* [Task to complete] Will you give the material below again, every line exactly as it is?

┌──

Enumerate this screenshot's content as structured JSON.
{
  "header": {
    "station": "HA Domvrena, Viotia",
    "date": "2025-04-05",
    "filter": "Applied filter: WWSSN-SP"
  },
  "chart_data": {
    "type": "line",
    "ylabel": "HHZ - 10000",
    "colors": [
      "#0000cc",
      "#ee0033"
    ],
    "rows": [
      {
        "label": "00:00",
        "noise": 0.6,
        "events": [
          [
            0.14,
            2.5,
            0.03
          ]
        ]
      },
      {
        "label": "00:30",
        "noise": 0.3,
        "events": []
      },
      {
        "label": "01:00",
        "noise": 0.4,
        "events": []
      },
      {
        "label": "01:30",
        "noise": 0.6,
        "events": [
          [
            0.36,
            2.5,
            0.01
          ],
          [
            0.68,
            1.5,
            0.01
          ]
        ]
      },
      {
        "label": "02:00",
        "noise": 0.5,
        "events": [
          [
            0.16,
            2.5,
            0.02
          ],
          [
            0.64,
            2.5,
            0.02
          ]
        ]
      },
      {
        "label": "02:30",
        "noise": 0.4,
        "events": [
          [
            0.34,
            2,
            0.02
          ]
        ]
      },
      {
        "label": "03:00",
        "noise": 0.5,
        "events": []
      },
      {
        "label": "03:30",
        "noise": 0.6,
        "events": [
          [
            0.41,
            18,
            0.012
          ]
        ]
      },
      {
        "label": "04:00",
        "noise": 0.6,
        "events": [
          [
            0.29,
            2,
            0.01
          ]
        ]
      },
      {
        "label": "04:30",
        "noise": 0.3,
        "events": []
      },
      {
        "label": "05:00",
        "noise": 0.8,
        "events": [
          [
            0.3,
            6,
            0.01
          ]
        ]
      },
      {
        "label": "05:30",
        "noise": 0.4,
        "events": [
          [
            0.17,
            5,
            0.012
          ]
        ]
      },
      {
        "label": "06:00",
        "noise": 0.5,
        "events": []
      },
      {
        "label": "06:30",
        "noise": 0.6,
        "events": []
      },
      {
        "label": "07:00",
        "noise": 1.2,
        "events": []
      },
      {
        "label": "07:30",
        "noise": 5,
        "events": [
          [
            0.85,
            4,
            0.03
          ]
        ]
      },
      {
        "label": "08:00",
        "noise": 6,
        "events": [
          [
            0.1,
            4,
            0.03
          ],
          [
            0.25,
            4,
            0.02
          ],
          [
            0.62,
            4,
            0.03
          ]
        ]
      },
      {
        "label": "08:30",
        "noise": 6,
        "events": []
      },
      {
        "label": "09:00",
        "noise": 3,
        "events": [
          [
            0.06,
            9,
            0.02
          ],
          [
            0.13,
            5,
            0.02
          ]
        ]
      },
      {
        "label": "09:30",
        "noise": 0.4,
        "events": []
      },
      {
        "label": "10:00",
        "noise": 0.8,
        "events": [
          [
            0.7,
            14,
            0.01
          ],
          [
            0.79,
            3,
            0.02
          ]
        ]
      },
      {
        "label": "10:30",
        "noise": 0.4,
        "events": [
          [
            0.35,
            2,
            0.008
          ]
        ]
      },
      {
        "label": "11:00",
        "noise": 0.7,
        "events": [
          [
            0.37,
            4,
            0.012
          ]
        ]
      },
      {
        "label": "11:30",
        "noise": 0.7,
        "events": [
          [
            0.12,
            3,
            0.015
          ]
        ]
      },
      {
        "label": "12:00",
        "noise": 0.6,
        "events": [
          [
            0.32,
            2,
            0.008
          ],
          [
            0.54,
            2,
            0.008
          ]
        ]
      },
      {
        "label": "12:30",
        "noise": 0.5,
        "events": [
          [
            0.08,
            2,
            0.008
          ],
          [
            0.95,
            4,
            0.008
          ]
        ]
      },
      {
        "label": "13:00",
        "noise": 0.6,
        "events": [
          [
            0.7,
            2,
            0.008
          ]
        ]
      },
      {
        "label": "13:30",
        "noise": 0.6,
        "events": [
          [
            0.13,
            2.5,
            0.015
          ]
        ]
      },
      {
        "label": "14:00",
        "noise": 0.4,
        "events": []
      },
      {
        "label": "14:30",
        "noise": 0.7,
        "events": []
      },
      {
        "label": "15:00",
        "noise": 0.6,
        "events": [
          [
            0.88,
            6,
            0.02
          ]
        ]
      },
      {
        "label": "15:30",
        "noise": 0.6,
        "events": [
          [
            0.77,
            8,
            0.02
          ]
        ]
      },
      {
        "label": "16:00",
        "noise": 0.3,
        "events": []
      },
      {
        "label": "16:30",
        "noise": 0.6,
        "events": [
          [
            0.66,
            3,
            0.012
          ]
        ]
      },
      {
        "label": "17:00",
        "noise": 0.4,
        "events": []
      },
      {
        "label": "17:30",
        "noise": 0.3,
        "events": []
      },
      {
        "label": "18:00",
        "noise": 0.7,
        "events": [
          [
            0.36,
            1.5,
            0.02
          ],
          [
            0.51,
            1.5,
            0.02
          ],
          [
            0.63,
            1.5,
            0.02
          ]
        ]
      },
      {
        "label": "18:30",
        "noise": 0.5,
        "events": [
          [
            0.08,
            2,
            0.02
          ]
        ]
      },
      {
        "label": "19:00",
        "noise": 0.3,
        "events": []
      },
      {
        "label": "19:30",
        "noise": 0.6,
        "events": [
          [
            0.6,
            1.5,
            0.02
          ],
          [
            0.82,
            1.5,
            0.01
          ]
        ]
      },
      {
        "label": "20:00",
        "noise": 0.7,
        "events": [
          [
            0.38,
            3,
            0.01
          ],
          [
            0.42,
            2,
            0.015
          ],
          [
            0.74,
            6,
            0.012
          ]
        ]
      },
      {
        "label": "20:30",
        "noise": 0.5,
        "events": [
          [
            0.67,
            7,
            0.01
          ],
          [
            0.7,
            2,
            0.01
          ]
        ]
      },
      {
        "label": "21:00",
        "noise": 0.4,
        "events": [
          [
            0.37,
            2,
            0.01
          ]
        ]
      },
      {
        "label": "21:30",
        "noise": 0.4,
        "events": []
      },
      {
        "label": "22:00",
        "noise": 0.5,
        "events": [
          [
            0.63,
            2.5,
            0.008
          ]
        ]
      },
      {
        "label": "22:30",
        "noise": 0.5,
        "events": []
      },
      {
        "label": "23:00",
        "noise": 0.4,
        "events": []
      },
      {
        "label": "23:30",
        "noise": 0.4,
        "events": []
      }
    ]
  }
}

└──

* [Task answer]
Enumerate this screenshot's content as structured JSON.
{
  "header": {
    "station": "HA Domvrena, Viotia",
    "date": "2025-04-05",
    "filter": "Applied filter: WWSSN-SP"
  },
  "chart_data": {
    "type": "line",
    "ylabel": "HHZ - 10000",
    "colors": [
      "#0000cc",
      "#ee0033"
    ],
    "rows": [
      {
        "label": "00:00",
        "noise": 0.6,
        "events": [
          [
            0.14,
            2.5,
            0.03
          ]
        ]
      },
      {
        "label": "00:30",
        "noise": 0.3,
        "events": []
      },
      {
        "label": "01:00",
        "noise": 0.4,
        "events": []
      },
      {
        "label": "01:30",
        "noise": 0.6,
        "events": [
          [
            0.36,
            2.5,
            0.01
          ],
          [
            0.68,
            1.5,
            0.01
          ]
        ]
      },
      {
        "label": "02:00",
        "noise": 0.5,
        "events": [
          [
            0.16,
            2.5,
            0.02
          ],
          [
            0.64,
            2.5,
            0.02
          ]
        ]
      },
      {
        "label": "02:30",
        "noise": 0.4,
        "events": [
          [
            0.34,
            2,
            0.02
          ]
        ]
      },
      {
        "label": "03:00",
        "noise": 0.5,
        "events": []
      },
      {
        "label": "03:30",
        "noise": 0.6,
        "events": [
          [
            0.41,
            18,
            0.012
          ]
        ]
      },
      {
        "label": "04:00",
        "noise": 0.6,
        "events": [
          [
            0.29,
            2,
            0.01
          ]
        ]
      },
      {
        "label": "04:30",
        "noise": 0.3,
        "events": []
      },
      {
        "label": "05:00",
        "noise": 0.8,
        "events": [
          [
            0.3,
            6,
            0.01
          ]
        ]
      },
      {
        "label": "05:30",
        "noise": 0.4,
        "events": [
          [
            0.17,
            5,
            0.012
          ]
        ]
      },
      {
        "label": "06:00",
        "noise": 0.5,
        "events": []
      },
      {
        "label": "06:30",
        "noise": 0.6,
        "events": []
      },
      {
        "label": "07:00",
        "noise": 1.2,
        "events": []
      },
      {
        "label": "07:30",
        "noise": 5,
        "events": [
          [
            0.85,
            4,
            0.03
          ]
        ]
      },
      {
        "label": "08:00",
        "noise": 6,
        "events": [
          [
            0.1,
            4,
            0.03
          ],
          [
            0.25,
            4,
            0.02
          ],
          [
            0.62,
            4,
            0.03
          ]
        ]
      },
      {
        "label": "08:30",
        "noise": 6,
        "events": []
      },
      {
        "label": "09:00",
        "noise": 3,
        "events": [
          [
            0.06,
            9,
            0.02
          ],
          [
            0.13,
            5,
            0.02
          ]
        ]
      },
      {
        "label": "09:30",
        "noise": 0.4,
        "events": []
      },
      {
        "label": "10:00",
        "noise": 0.8,
        "events": [
          [
            0.7,
            14,
            0.01
          ],
          [
            0.79,
            3,
            0.02
          ]
        ]
      },
      {
        "label": "10:30",
        "noise": 0.4,
        "events": [
          [
            0.35,
            2,
            0.008
          ]
        ]
      },
      {
        "label": "11:00",
        "noise": 0.7,
        "events": [
          [
            0.37,
            4,
            0.012
          ]
        ]
      },
      {
        "label": "11:30",
        "noise": 0.7,
        "events": [
          [
            0.12,
            3,
            0.015
          ]
        ]
      },
      {
        "label": "12:00",
        "noise": 0.6,
        "events": [
          [
            0.32,
            2,
            0.008
          ],
          [
            0.54,
            2,
            0.008
          ]
        ]
      },
      {
        "label": "12:30",
        "noise": 0.5,
        "events": [
          [
            0.08,
            2,
            0.008
          ],
          [
            0.95,
            4,
            0.008
          ]
        ]
      },
      {
        "label": "13:00",
        "noise": 0.6,
        "events": [
          [
            0.7,
            2,
            0.008
          ]
        ]
      },
      {
        "label": "13:30",
        "noise": 0.6,
        "events": [
          [
            0.13,
            2.5,
            0.015
          ]
        ]
      },
      {
        "label": "14:00",
        "noise": 0.4,
        "events": []
      },
      {
        "label": "14:30",
        "noise": 0.7,
        "events": []
      },
      {
        "label": "15:00",
        "noise": 0.6,
        "events": [
          [
            0.88,
            6,
            0.02
          ]
        ]
      },
      {
        "label": "15:30",
        "noise": 0.6,
        "events": [
          [
            0.77,
            8,
            0.02
          ]
        ]
      },
      {
        "label": "16:00",
        "noise": 0.3,
        "events": []
      },
      {
        "label": "16:30",
        "noise": 0.6,
        "events": [
          [
            0.66,
            3,
            0.012
          ]
        ]
      },
      {
        "label": "17:00",
        "noise": 0.4,
        "events": []
      },
      {
        "label": "17:30",
        "noise": 0.3,
        "events": []
      },
      {
        "label": "18:00",
        "noise": 0.7,
        "events": [
          [
            0.36,
            1.5,
            0.02
          ],
          [
            0.51,
            1.5,
            0.02
          ],
          [
            0.63,
            1.5,
            0.02
          ]
        ]
      },
      {
        "label": "18:30",
        "noise": 0.5,
        "events": [
          [
            0.08,
            2,
            0.02
          ]
        ]
      },
      {
        "label": "19:00",
        "noise": 0.3,
        "events": []
      },
      {
        "label": "19:30",
        "noise": 0.6,
        "events": [
          [
            0.6,
            1.5,
            0.02
          ],
          [
            0.82,
            1.5,
            0.01
          ]
        ]
      },
      {
        "label": "20:00",
        "noise": 0.7,
        "events": [
          [
            0.38,
            3,
            0.01
          ],
          [
            0.42,
            2,
            0.015
          ],
          [
            0.74,
            6,
            0.012
          ]
        ]
      },
      {
        "label": "20:30",
        "noise": 0.5,
        "events": [
          [
            0.67,
            7,
            0.01
          ],
          [
            0.7,
            2,
            0.01
          ]
        ]
      },
      {
        "label": "21:00",
        "noise": 0.4,
        "events": [
          [
            0.37,
            2,
            0.01
          ]
        ]
      },
      {
        "label": "21:30",
        "noise": 0.4,
        "events": []
      },
      {
        "label": "22:00",
        "noise": 0.5,
        "events": [
          [
            0.63,
            2.5,
            0.008
          ]
        ]
      },
      {
        "label": "22:30",
        "noise": 0.5,
        "events": []
      },
      {
        "label": "23:00",
        "noise": 0.4,
        "events": []
      },
      {
        "label": "23:30",
        "noise": 0.4,
        "events": []
      }
    ]
  }
}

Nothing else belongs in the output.